Can you copy every line of the records below word for word, leaving out the pictures?

===== Records shown =====

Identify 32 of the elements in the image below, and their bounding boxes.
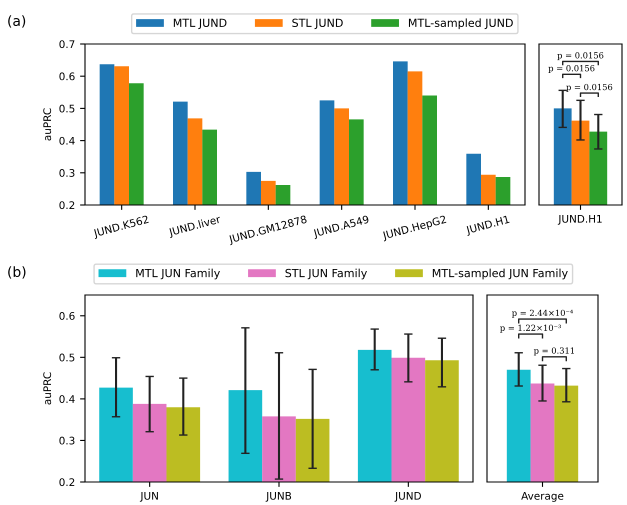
y-axis-title: auPRC (43, 372, 52, 405)
y-tick-label: 0.6 (59, 312, 75, 320)
chart-title: (b) (8, 266, 26, 279)
x-tick-label: JUN (140, 492, 158, 502)
x-tick-label: Average (521, 492, 564, 502)
annotation: p = 1.22×10⁻³ (500, 324, 561, 333)
annotation: p = 2.44×10⁻⁴ (512, 310, 573, 318)
legend-label: MTL-sampled JUND (408, 18, 513, 30)
annotation: p = 0.0156 (557, 52, 604, 60)
legend-label: STL JUND (292, 18, 343, 30)
annotation: p = 0.311 (534, 347, 574, 356)
y-tick-label: 0.3 (59, 169, 74, 177)
annotation: p = 0.0156 (566, 84, 612, 92)
y-axis-title: auPRC (43, 108, 52, 141)
legend-label: MTL JUND (174, 18, 226, 30)
y-tick-label: 0.6 (59, 72, 75, 80)
y-tick-label: 0.2 (59, 478, 74, 486)
annotation: p = 0.0156 (548, 65, 594, 73)
x-tick-label: JUND.H1 (558, 215, 602, 225)
y-tick-label: 0.4 (59, 136, 75, 145)
y-tick-label: 0.7 (59, 40, 74, 48)
y-tick-label: 0.2 (59, 201, 74, 210)
legend-label: STL JUN Family (285, 268, 367, 280)
chart-title: (a) (8, 15, 26, 28)
x-tick-label: JUNB (266, 492, 292, 502)
y-tick-label: 0.5 (59, 104, 74, 113)
y-tick-label: 0.4 (59, 395, 75, 403)
x-tick-label: JUND (394, 492, 421, 502)
y-tick-label: 0.3 (59, 436, 74, 445)
legend-label: MTL-sampled JUN Family (432, 268, 568, 280)
y-tick-label: 0.5 (59, 354, 74, 362)
legend-label: MTL JUN Family (136, 268, 220, 280)
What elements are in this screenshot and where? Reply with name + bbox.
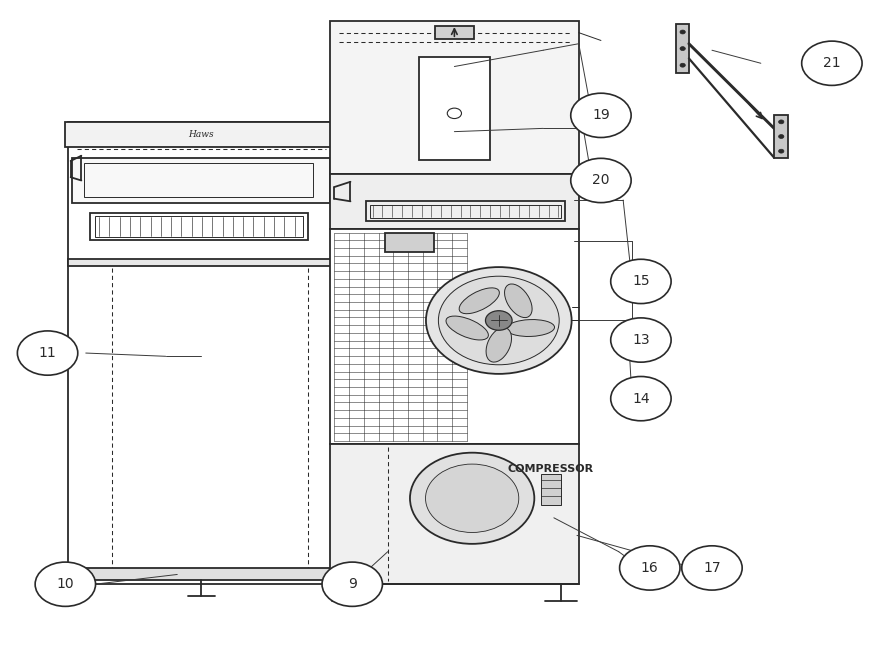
Text: 9: 9	[347, 577, 356, 591]
Text: 13: 13	[632, 333, 650, 347]
Ellipse shape	[506, 320, 554, 336]
Circle shape	[802, 41, 862, 86]
Bar	[68, 258, 334, 266]
Text: 11: 11	[38, 346, 56, 360]
Text: 19: 19	[592, 109, 609, 122]
Bar	[90, 213, 307, 241]
Bar	[365, 201, 566, 221]
Bar	[72, 158, 330, 203]
Circle shape	[610, 259, 671, 303]
Bar	[774, 115, 789, 158]
Circle shape	[779, 135, 784, 139]
Ellipse shape	[504, 284, 532, 318]
Bar	[330, 444, 579, 584]
Circle shape	[619, 546, 680, 590]
Bar	[330, 21, 579, 174]
Text: 15: 15	[632, 275, 650, 288]
Text: 10: 10	[56, 577, 74, 591]
Bar	[65, 122, 337, 146]
Circle shape	[426, 464, 519, 532]
Bar	[68, 122, 334, 584]
Text: 21: 21	[823, 56, 841, 70]
Bar	[385, 233, 434, 252]
Ellipse shape	[446, 316, 488, 340]
Circle shape	[322, 562, 382, 606]
Bar	[542, 473, 561, 505]
Circle shape	[426, 267, 572, 374]
Circle shape	[35, 562, 95, 606]
Text: Haws: Haws	[188, 129, 214, 139]
Circle shape	[682, 546, 742, 590]
Circle shape	[571, 94, 631, 137]
Bar	[69, 568, 332, 579]
Circle shape	[680, 63, 685, 67]
Text: 16: 16	[641, 561, 658, 575]
Bar	[84, 163, 313, 197]
Bar	[435, 26, 474, 39]
Circle shape	[680, 46, 685, 50]
Text: HAWS
BUILDING
PRODUCTS: HAWS BUILDING PRODUCTS	[219, 292, 405, 388]
Ellipse shape	[486, 328, 511, 362]
Bar	[94, 216, 303, 237]
Text: COMPRESSOR: COMPRESSOR	[507, 464, 593, 474]
Text: 14: 14	[632, 392, 650, 405]
Circle shape	[779, 149, 784, 153]
Circle shape	[438, 276, 560, 365]
Bar	[330, 174, 579, 230]
Circle shape	[680, 30, 685, 34]
Circle shape	[410, 453, 535, 544]
Circle shape	[447, 108, 462, 118]
Text: 20: 20	[593, 173, 609, 188]
Text: 17: 17	[703, 561, 721, 575]
Bar	[419, 57, 490, 160]
Bar	[676, 24, 689, 73]
Circle shape	[610, 318, 671, 362]
Circle shape	[18, 331, 78, 375]
Circle shape	[610, 377, 671, 421]
Circle shape	[571, 158, 631, 203]
Ellipse shape	[459, 288, 499, 314]
Bar	[370, 205, 561, 218]
Circle shape	[779, 120, 784, 124]
Circle shape	[486, 311, 512, 330]
Bar	[330, 230, 579, 444]
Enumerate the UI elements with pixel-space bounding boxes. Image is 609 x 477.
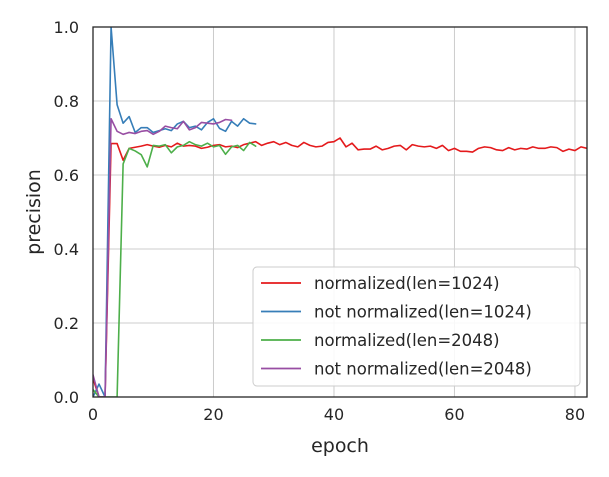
x-tick-label: 60 [444, 405, 464, 424]
series-line-1 [93, 137, 587, 397]
series-line-3 [93, 140, 257, 397]
y-tick-label: 0.6 [54, 166, 79, 185]
y-tick-label: 0.4 [54, 240, 79, 259]
x-tick-labels: 0 20 40 60 80 [88, 405, 585, 424]
x-tick-label: 40 [324, 405, 344, 424]
y-tick-labels: 0.0 0.2 0.4 0.6 0.8 1.0 [54, 18, 79, 407]
x-tick-label: 80 [565, 405, 585, 424]
y-tick-label: 0.0 [54, 388, 79, 407]
y-tick-label: 0.8 [54, 92, 79, 111]
legend-label: not normalized(len=2048) [314, 360, 532, 379]
x-tick-label: 20 [203, 405, 223, 424]
series-line-4 [93, 117, 233, 397]
legend-label: not normalized(len=1024) [314, 303, 532, 322]
legend-label: normalized(len=2048) [314, 331, 500, 350]
y-tick-label: 0.2 [54, 314, 79, 333]
series-lines [93, 27, 587, 397]
legend-box [252, 266, 581, 387]
legend: normalized(len=1024) not normalized(len=1… [252, 266, 581, 387]
legend-label: normalized(len=1024) [314, 274, 500, 293]
x-axis-label: epoch [311, 435, 369, 457]
y-axis-label: precision [23, 169, 45, 255]
x-tick-label: 0 [88, 405, 98, 424]
y-tick-label: 1.0 [54, 18, 79, 37]
plot-frame [92, 26, 588, 398]
series-line-2 [93, 27, 257, 397]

=====

**Answer to this task:**
Identify 32 of the elements in the image below, and their bounding boxes.
y-axis-title: auPRC (43, 372, 52, 405)
y-tick-label: 0.6 (59, 312, 75, 320)
chart-title: (b) (8, 266, 26, 279)
x-tick-label: JUN (140, 492, 158, 502)
x-tick-label: Average (521, 492, 564, 502)
annotation: p = 1.22×10⁻³ (500, 324, 561, 333)
annotation: p = 2.44×10⁻⁴ (512, 310, 573, 318)
legend-label: MTL-sampled JUND (408, 18, 513, 30)
annotation: p = 0.0156 (557, 52, 604, 60)
legend-label: STL JUND (292, 18, 343, 30)
annotation: p = 0.311 (534, 347, 574, 356)
y-tick-label: 0.3 (59, 169, 74, 177)
annotation: p = 0.0156 (566, 84, 612, 92)
y-axis-title: auPRC (43, 108, 52, 141)
legend-label: MTL JUND (174, 18, 226, 30)
y-tick-label: 0.6 (59, 72, 75, 80)
y-tick-label: 0.2 (59, 478, 74, 486)
annotation: p = 0.0156 (548, 65, 594, 73)
x-tick-label: JUND.H1 (558, 215, 602, 225)
y-tick-label: 0.4 (59, 136, 75, 145)
y-tick-label: 0.7 (59, 40, 74, 48)
y-tick-label: 0.2 (59, 201, 74, 210)
legend-label: STL JUN Family (285, 268, 367, 280)
chart-title: (a) (8, 15, 26, 28)
x-tick-label: JUNB (266, 492, 292, 502)
y-tick-label: 0.5 (59, 104, 74, 113)
y-tick-label: 0.4 (59, 395, 75, 403)
x-tick-label: JUND (394, 492, 421, 502)
y-tick-label: 0.3 (59, 436, 74, 445)
legend-label: MTL-sampled JUN Family (432, 268, 568, 280)
y-tick-label: 0.5 (59, 354, 74, 362)
legend-label: MTL JUN Family (136, 268, 220, 280)
What elements are in this screenshot and where? Reply with name + bbox.
Text: 9: 9	[347, 577, 356, 591]
Text: 13: 13	[632, 333, 650, 347]
Ellipse shape	[506, 320, 554, 336]
Circle shape	[802, 41, 862, 86]
Bar	[68, 258, 334, 266]
Text: 11: 11	[38, 346, 56, 360]
Text: 19: 19	[592, 109, 609, 122]
Bar	[90, 213, 307, 241]
Bar	[365, 201, 566, 221]
Bar	[72, 158, 330, 203]
Circle shape	[610, 259, 671, 303]
Bar	[774, 115, 789, 158]
Circle shape	[779, 135, 784, 139]
Ellipse shape	[504, 284, 532, 318]
Bar	[330, 444, 579, 584]
Circle shape	[619, 546, 680, 590]
Bar	[330, 21, 579, 174]
Text: 15: 15	[632, 275, 650, 288]
Text: 10: 10	[56, 577, 74, 591]
Bar	[65, 122, 337, 146]
Circle shape	[426, 464, 519, 532]
Bar	[68, 122, 334, 584]
Text: 21: 21	[823, 56, 841, 70]
Bar	[385, 233, 434, 252]
Ellipse shape	[446, 316, 488, 340]
Circle shape	[322, 562, 382, 606]
Bar	[542, 473, 561, 505]
Circle shape	[426, 267, 572, 374]
Circle shape	[35, 562, 95, 606]
Text: Haws: Haws	[188, 129, 214, 139]
Circle shape	[682, 546, 742, 590]
Circle shape	[571, 94, 631, 137]
Bar	[69, 568, 332, 579]
Circle shape	[680, 63, 685, 67]
Text: 16: 16	[641, 561, 658, 575]
Bar	[84, 163, 313, 197]
Bar	[435, 26, 474, 39]
Circle shape	[680, 46, 685, 50]
Text: HAWS
BUILDING
PRODUCTS: HAWS BUILDING PRODUCTS	[219, 292, 405, 388]
Ellipse shape	[486, 328, 511, 362]
Bar	[94, 216, 303, 237]
Text: COMPRESSOR: COMPRESSOR	[507, 464, 593, 474]
Text: 14: 14	[632, 392, 650, 405]
Circle shape	[779, 149, 784, 153]
Circle shape	[438, 276, 560, 365]
Bar	[330, 174, 579, 230]
Circle shape	[680, 30, 685, 34]
Circle shape	[410, 453, 535, 544]
Circle shape	[447, 108, 462, 118]
Text: 20: 20	[593, 173, 609, 188]
Text: 17: 17	[703, 561, 721, 575]
Bar	[419, 57, 490, 160]
Bar	[676, 24, 689, 73]
Circle shape	[610, 318, 671, 362]
Circle shape	[18, 331, 78, 375]
Circle shape	[610, 377, 671, 421]
Circle shape	[571, 158, 631, 203]
Ellipse shape	[459, 288, 499, 314]
Bar	[370, 205, 561, 218]
Circle shape	[779, 120, 784, 124]
Circle shape	[486, 311, 512, 330]
Bar	[330, 230, 579, 444]
Enumerate the UI elements with pixel-space bounding boxes. Image is 609 x 477.
x-tick-label: 60 [444, 405, 464, 424]
series-line-1 [93, 137, 587, 397]
series-line-3 [93, 140, 257, 397]
y-tick-label: 0.6 [54, 166, 79, 185]
y-tick-label: 0.4 [54, 240, 79, 259]
x-tick-labels: 0 20 40 60 80 [88, 405, 585, 424]
x-tick-label: 40 [324, 405, 344, 424]
y-tick-labels: 0.0 0.2 0.4 0.6 0.8 1.0 [54, 18, 79, 407]
x-tick-label: 80 [565, 405, 585, 424]
y-tick-label: 0.0 [54, 388, 79, 407]
y-tick-label: 0.8 [54, 92, 79, 111]
legend-label: not normalized(len=2048) [314, 360, 532, 379]
x-tick-label: 20 [203, 405, 223, 424]
series-line-4 [93, 117, 233, 397]
legend-label: not normalized(len=1024) [314, 303, 532, 322]
legend-label: normalized(len=2048) [314, 331, 500, 350]
y-tick-label: 0.2 [54, 314, 79, 333]
series-lines [93, 27, 587, 397]
legend-box [252, 266, 581, 387]
legend: normalized(len=1024) not normalized(len=1… [252, 266, 581, 387]
legend-label: normalized(len=1024) [314, 274, 500, 293]
x-axis-label: epoch [311, 435, 369, 457]
y-axis-label: precision [23, 169, 45, 255]
x-tick-label: 0 [88, 405, 98, 424]
y-tick-label: 1.0 [54, 18, 79, 37]
plot-frame [92, 26, 588, 398]
series-line-2 [93, 27, 257, 397]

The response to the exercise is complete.